### Work to complete:
Copy the lines below verbatim, starting at the line that contains "- menu-item-home[interactable]: ⌂" and ending after the line that contains "- shield-icon[interactable]: ◐: [260, 13, 270, 29]".

Image-based layout entries
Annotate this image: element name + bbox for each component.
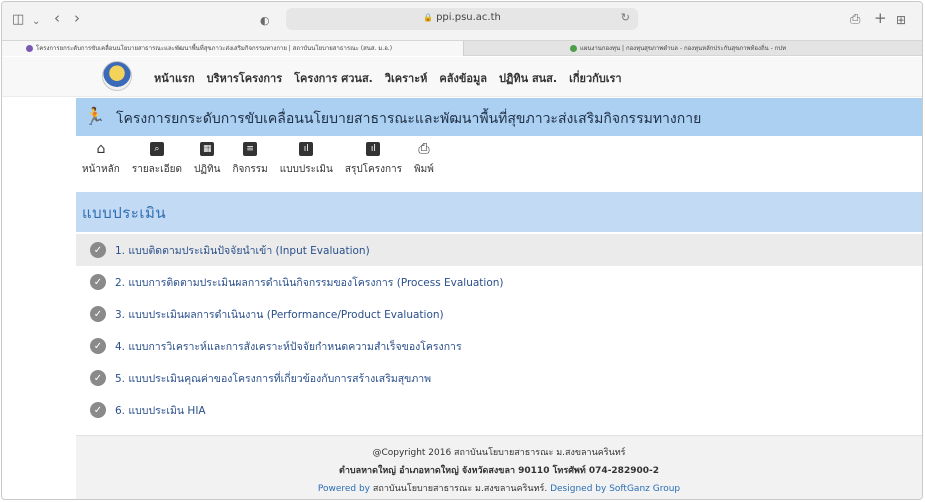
- menu-item-home[interactable]: ⌂ หน้าหลัก: [76, 138, 126, 180]
- browser-window: ◫ ⌄ ‹ › ◐ 🔒 ppi.psu.ac.th ↻ ⎙ + ⊞ โครงการ…: [1, 1, 923, 500]
- evaluation-link[interactable]: 6. แบบประเมิน HIA: [115, 402, 206, 419]
- menu-item-label: ปฏิทิน: [193, 164, 221, 175]
- tab-current[interactable]: โครงการยกระดับการขับเคลื่อนนโยบายสาธารณะ…: [2, 41, 464, 56]
- new-tab-button[interactable]: +: [874, 10, 887, 26]
- check-circle-icon: ✓: [90, 274, 106, 290]
- chart-icon: ıl: [299, 142, 314, 156]
- nav-item-project-admin[interactable]: บริหารโครงการ: [207, 69, 283, 87]
- list-item[interactable]: ✓ 3. แบบประเมินผลการดำเนินงาน (Performan…: [76, 298, 922, 330]
- site-logo[interactable]: [102, 61, 132, 91]
- footer-address: ตำบลหาดใหญ่ อำเภอหาดใหญ่ จังหวัดสงขลา 90…: [76, 463, 922, 477]
- project-title: โครงการยกระดับการขับเคลื่อนนโยบายสาธารณะ…: [116, 111, 702, 127]
- shield-icon[interactable]: ◐: [260, 13, 270, 29]
- powered-label: Powered by: [317, 484, 371, 494]
- footer-address-text: ตำบลหาดใหญ่ อำเภอหาดใหญ่ จังหวัดสงขลา 90…: [338, 466, 659, 476]
- running-person-icon: 🏃: [84, 107, 106, 127]
- print-icon: ⎙: [418, 141, 430, 157]
- nav-item-calendar[interactable]: ปฏิทิน สนส.: [499, 69, 557, 87]
- evaluation-link[interactable]: 2. แบบการติดตามประเมินผลการดำเนินกิจกรรม…: [115, 274, 504, 291]
- menu-item-label: แบบประเมิน: [279, 164, 333, 175]
- footer-copyright: @Copyright 2016 สถาบันนโยบายสาธารณะ ม.สง…: [372, 448, 626, 458]
- lock-icon: 🔒: [423, 13, 434, 22]
- forward-button[interactable]: ›: [74, 10, 80, 26]
- menu-item-evaluation[interactable]: ıl แบบประเมิน: [274, 138, 339, 180]
- menu-item-label: รายละเอียด: [131, 164, 182, 175]
- address-bar[interactable]: 🔒 ppi.psu.ac.th ↻: [286, 8, 638, 30]
- url-field[interactable]: 🔒 ppi.psu.ac.th: [286, 12, 638, 23]
- evaluation-link[interactable]: 4. แบบการวิเคราะห์และการสังเคราะห์ปัจจัย…: [115, 338, 462, 355]
- evaluation-link[interactable]: 1. แบบติดตามประเมินปัจจัยนำเข้า (Input E…: [115, 242, 370, 259]
- list-item[interactable]: ✓ 4. แบบการวิเคราะห์และการสังเคราะห์ปัจจ…: [76, 330, 922, 362]
- clipboard-icon: ≡: [243, 142, 258, 156]
- check-circle-icon: ✓: [90, 370, 106, 386]
- list-item[interactable]: ✓ 6. แบบประเมิน HIA: [76, 394, 922, 426]
- tab-other[interactable]: แผนงานกองทุน | กองทุนสุขภาพตำบล - กองทุน…: [464, 41, 922, 56]
- evaluation-link[interactable]: 3. แบบประเมินผลการดำเนินงาน (Performance…: [115, 306, 444, 323]
- chart-icon: ıl: [366, 142, 381, 156]
- tab-label: แผนงานกองทุน | กองทุนสุขภาพตำบล - กองทุน…: [580, 45, 787, 52]
- main-nav: หน้าแรก บริหารโครงการ โครงการ ศวนส. วิเค…: [154, 69, 622, 87]
- menu-item-summary[interactable]: ıl สรุปโครงการ: [339, 138, 408, 180]
- favicon-icon: [26, 45, 33, 52]
- tab-bar: โครงการยกระดับการขับเคลื่อนนโยบายสาธารณะ…: [2, 40, 922, 56]
- reload-icon[interactable]: ↻: [621, 11, 630, 24]
- tab-overview-icon[interactable]: ⊞: [896, 12, 906, 28]
- menu-item-label: สรุปโครงการ: [344, 164, 403, 175]
- calendar-icon: ▦: [200, 142, 215, 156]
- list-item[interactable]: ✓ 5. แบบประเมินคุณค่าของโครงการที่เกี่ยว…: [76, 362, 922, 394]
- menu-item-label: พิมพ์: [414, 164, 434, 175]
- evaluation-list: ✓ 1. แบบติดตามประเมินปัจจัยนำเข้า (Input…: [76, 234, 922, 426]
- chevron-down-icon[interactable]: ⌄: [32, 14, 40, 30]
- section-header: แบบประเมิน: [76, 192, 922, 232]
- menu-item-label: กิจกรรม: [232, 164, 268, 175]
- section-title: แบบประเมิน: [82, 204, 167, 222]
- nav-item-about[interactable]: เกี่ยวกับเรา: [569, 69, 622, 87]
- project-banner: 🏃 โครงการยกระดับการขับเคลื่อนนโยบายสาธาร…: [76, 98, 922, 136]
- site-header: หน้าแรก บริหารโครงการ โครงการ ศวนส. วิเค…: [2, 57, 922, 97]
- share-icon[interactable]: ⎙: [850, 12, 860, 28]
- menu-item-details[interactable]: ⌕ รายละเอียด: [126, 138, 188, 180]
- project-menu: ⌂ หน้าหลัก ⌕ รายละเอียด ▦ ปฏิทิน ≡ กิจกร…: [76, 138, 440, 180]
- home-icon: ⌂: [96, 141, 106, 157]
- menu-item-activities[interactable]: ≡ กิจกรรม: [226, 138, 273, 180]
- check-circle-icon: ✓: [90, 402, 106, 418]
- nav-item-analysis[interactable]: วิเคราะห์: [385, 69, 428, 87]
- designed-label: Designed by: [550, 484, 607, 494]
- nav-item-data-warehouse[interactable]: คลังข้อมูล: [439, 69, 487, 87]
- evaluation-link[interactable]: 5. แบบประเมินคุณค่าของโครงการที่เกี่ยวข้…: [115, 370, 431, 387]
- nav-item-projects[interactable]: โครงการ ศวนส.: [294, 69, 373, 87]
- check-circle-icon: ✓: [90, 306, 106, 322]
- check-circle-icon: ✓: [90, 338, 106, 354]
- designer-link[interactable]: SoftGanz Group: [609, 484, 680, 494]
- browser-toolbar: ◫ ⌄ ‹ › ◐ 🔒 ppi.psu.ac.th ↻ ⎙ + ⊞: [2, 2, 922, 40]
- menu-item-label: หน้าหลัก: [82, 164, 120, 175]
- sidebar-toggle-icon[interactable]: ◫: [12, 12, 24, 28]
- check-circle-icon: ✓: [90, 242, 106, 258]
- menu-item-calendar[interactable]: ▦ ปฏิทิน: [188, 138, 227, 180]
- list-item[interactable]: ✓ 1. แบบติดตามประเมินปัจจัยนำเข้า (Input…: [76, 234, 922, 266]
- search-icon: ⌕: [149, 142, 164, 156]
- back-button[interactable]: ‹: [54, 10, 60, 26]
- favicon-icon: [570, 45, 577, 52]
- page-footer: @Copyright 2016 สถาบันนโยบายสาธารณะ ม.สง…: [76, 435, 922, 499]
- url-text: ppi.psu.ac.th: [436, 12, 501, 23]
- menu-item-print[interactable]: ⎙ พิมพ์: [408, 138, 440, 180]
- powered-org[interactable]: สถาบันนโยบายสาธารณะ ม.สงขลานครินทร์.: [373, 484, 547, 494]
- list-item[interactable]: ✓ 2. แบบการติดตามประเมินผลการดำเนินกิจกร…: [76, 266, 922, 298]
- nav-item-home[interactable]: หน้าแรก: [154, 69, 195, 87]
- tab-label: โครงการยกระดับการขับเคลื่อนนโยบายสาธารณะ…: [36, 45, 393, 52]
- footer-powered: Powered by สถาบันนโยบายสาธารณะ ม.สงขลานค…: [76, 481, 922, 495]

### Response to this exercise:
- menu-item-home[interactable]: ⌂ หน้าหลัก: [76, 138, 126, 180]
- browser-window: ◫ ⌄ ‹ › ◐ 🔒 ppi.psu.ac.th ↻ ⎙ + ⊞ โครงการ…: [1, 1, 923, 500]
- evaluation-link[interactable]: 6. แบบประเมิน HIA: [115, 402, 206, 419]
- menu-item-label: ปฏิทิน: [193, 164, 221, 175]
- tab-current[interactable]: โครงการยกระดับการขับเคลื่อนนโยบายสาธารณะ…: [2, 41, 464, 56]
- new-tab-button[interactable]: +: [874, 10, 887, 26]
- check-circle-icon: ✓: [90, 274, 106, 290]
- chart-icon: ıl: [299, 142, 314, 156]
- nav-item-project-admin[interactable]: บริหารโครงการ: [207, 69, 283, 87]
- list-item[interactable]: ✓ 3. แบบประเมินผลการดำเนินงาน (Performan…: [76, 298, 922, 330]
- site-logo[interactable]: [102, 61, 132, 91]
- footer-address: ตำบลหาดใหญ่ อำเภอหาดใหญ่ จังหวัดสงขลา 90…: [76, 463, 922, 477]
- project-title: โครงการยกระดับการขับเคลื่อนนโยบายสาธารณะ…: [116, 111, 702, 127]
- shield-icon[interactable]: ◐: [260, 13, 270, 29]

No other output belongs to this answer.